— start Source extract —

Yesterday Mr Weir, arguing for Mrs Smith as well as the family of Private Lee Ellis, 23, of the 2 Battalion, The Parachute Regiment, who was also killed in the Al Amarah area in 2006, said that by virtue of the fact that the soldiers' presence in southern Iraq meant that locals were protected by the European Convention on Human Rights must mean that they themselves fell within its jurisdiction.
“This case is about whether or not there should be a legal obligation to protect our soldiers when we send them to fight,” said Jocelyn Cockburn, Mrs Smith's solicitor. “The MoD are saying there should be no duty at all, not even to equip them properly. They argue the Human Rights Act does not apply at all because soldiers are not within the jurisdiction. They are trying to find a way of explaining how Iraqi civilians are within the jurisdiction when they encounter our soldiers but the soldiers are not.”
In October last year, the Court of Appeal struck out their claim that the MoD was in breach of Article 2 - the right to life, which places a responsibility on the state to offer adequate protection such as suitably armoured vehicles - after an earlier Supreme Court judgement that military personnel did not fall within the jurisdiction the moment they stepped out of a British base on operations.
But last year the European Court of Human Rights ruled in the case of Al-Skeini that Iraqi citizens killed when the British were effectively the occupying force in the south of the country were protected by the European convention.

— end Source extract —
— start Extracted records —

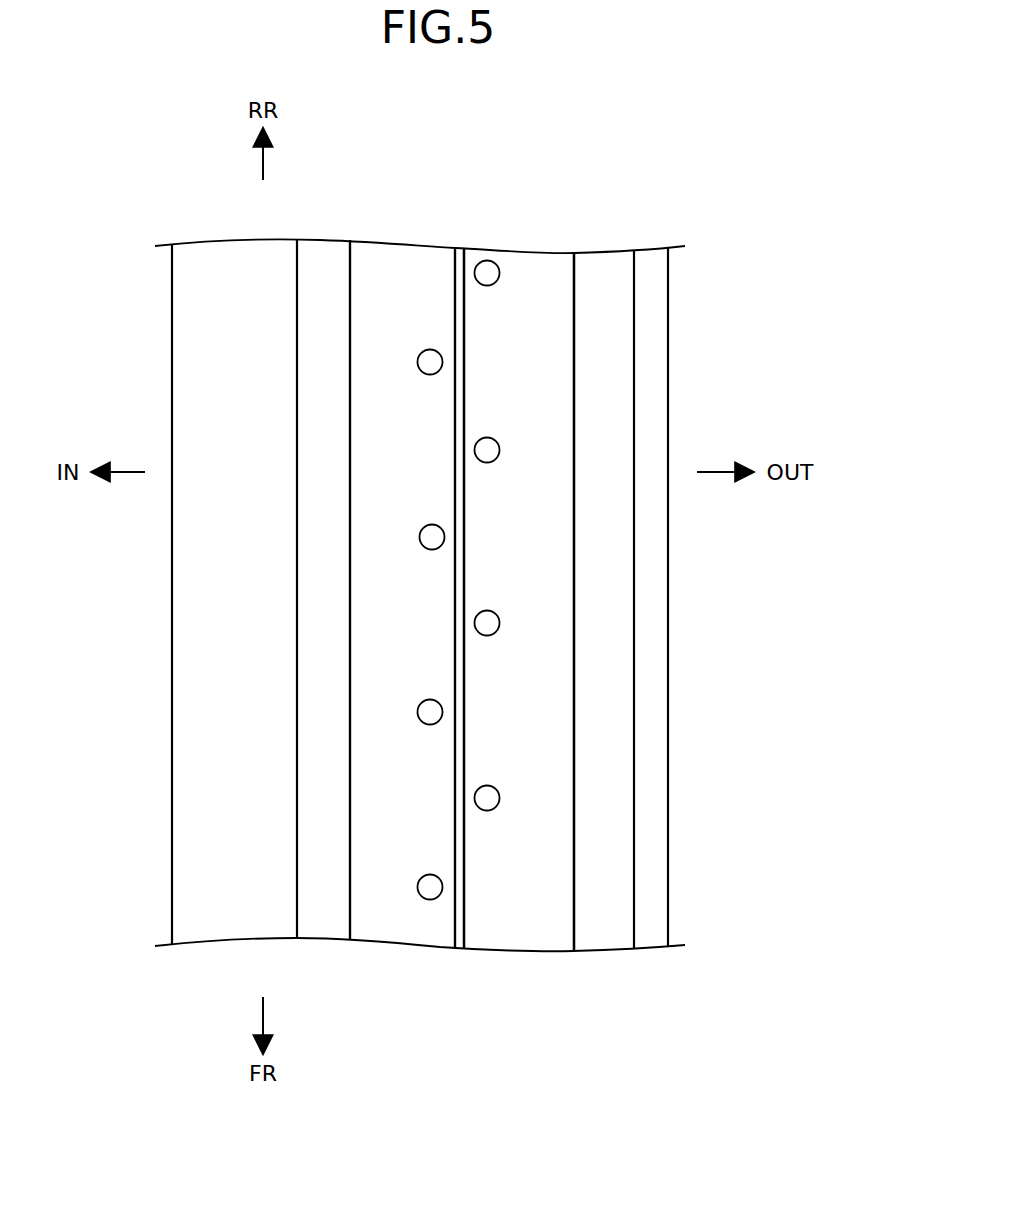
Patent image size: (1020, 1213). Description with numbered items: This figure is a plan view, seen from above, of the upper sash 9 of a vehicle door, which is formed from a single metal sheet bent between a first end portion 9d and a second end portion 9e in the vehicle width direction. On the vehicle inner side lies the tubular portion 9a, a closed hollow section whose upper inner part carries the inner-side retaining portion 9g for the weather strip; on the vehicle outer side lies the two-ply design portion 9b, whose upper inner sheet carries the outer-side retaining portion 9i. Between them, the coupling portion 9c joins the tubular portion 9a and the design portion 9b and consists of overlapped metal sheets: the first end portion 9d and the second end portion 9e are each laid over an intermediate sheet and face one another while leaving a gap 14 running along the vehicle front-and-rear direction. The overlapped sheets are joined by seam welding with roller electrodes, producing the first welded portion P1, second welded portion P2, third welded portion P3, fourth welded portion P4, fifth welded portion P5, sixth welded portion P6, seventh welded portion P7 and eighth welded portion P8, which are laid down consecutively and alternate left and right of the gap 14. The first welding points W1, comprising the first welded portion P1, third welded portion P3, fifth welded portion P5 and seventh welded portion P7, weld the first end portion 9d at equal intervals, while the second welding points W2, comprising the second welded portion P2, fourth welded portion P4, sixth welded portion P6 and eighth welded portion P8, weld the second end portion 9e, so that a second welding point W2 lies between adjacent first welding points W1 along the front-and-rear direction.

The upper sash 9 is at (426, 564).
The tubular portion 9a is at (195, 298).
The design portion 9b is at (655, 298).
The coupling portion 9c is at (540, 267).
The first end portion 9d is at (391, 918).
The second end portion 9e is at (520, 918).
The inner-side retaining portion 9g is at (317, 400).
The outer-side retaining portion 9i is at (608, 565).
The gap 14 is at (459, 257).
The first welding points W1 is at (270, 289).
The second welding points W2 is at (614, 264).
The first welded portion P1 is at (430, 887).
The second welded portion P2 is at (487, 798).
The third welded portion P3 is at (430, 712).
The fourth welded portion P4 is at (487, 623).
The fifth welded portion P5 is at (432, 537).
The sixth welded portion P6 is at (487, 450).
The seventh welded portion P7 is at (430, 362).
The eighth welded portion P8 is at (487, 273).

— end Extracted records —

_Request A_. According to the extract on the soldiers' human rights case, what does Article 2 protect?
_Request B_. Name every court mentioned in the extract on the soldiers' human rights case.
_Request C_. Write a continuation of the extract on the soldiers' human rights case, picking up after its final sentence.
The material has no connection to the extract on the soldiers' human rights case.

_Task result A_. The right to life.

_Task result B_.
- Court of Appeal
- Supreme Court
- European Court of Human Rights

_Task result C_.
The MoD is opposing the families' case as well as counter appealing a decision by the Court of Appeal that bereaved families of those killed in a Snatch as well as others caught up in a friendly fire incident could pursue damages claims on the grounds of negligence. They argue that combat immunity applies and it would not be fair, just and reasonable to impose a duty of care on the MoD in such circumstances. Decisions about battlefield equipment are for politicians and military commanders, they add.
Angela Patrick, of the charity Justice, which has intervened in the case, said: “UK armed forces are ordered around the world, wearing the cloak of UK law with them wherever they go. The Government is asking the Supreme Court to rule that there is a human rights shaped hole in that armour.”
She said that UK forces must, like local citizens, be covered by human rights law as “the anomalies created by any other conclusion would be extraordinary”.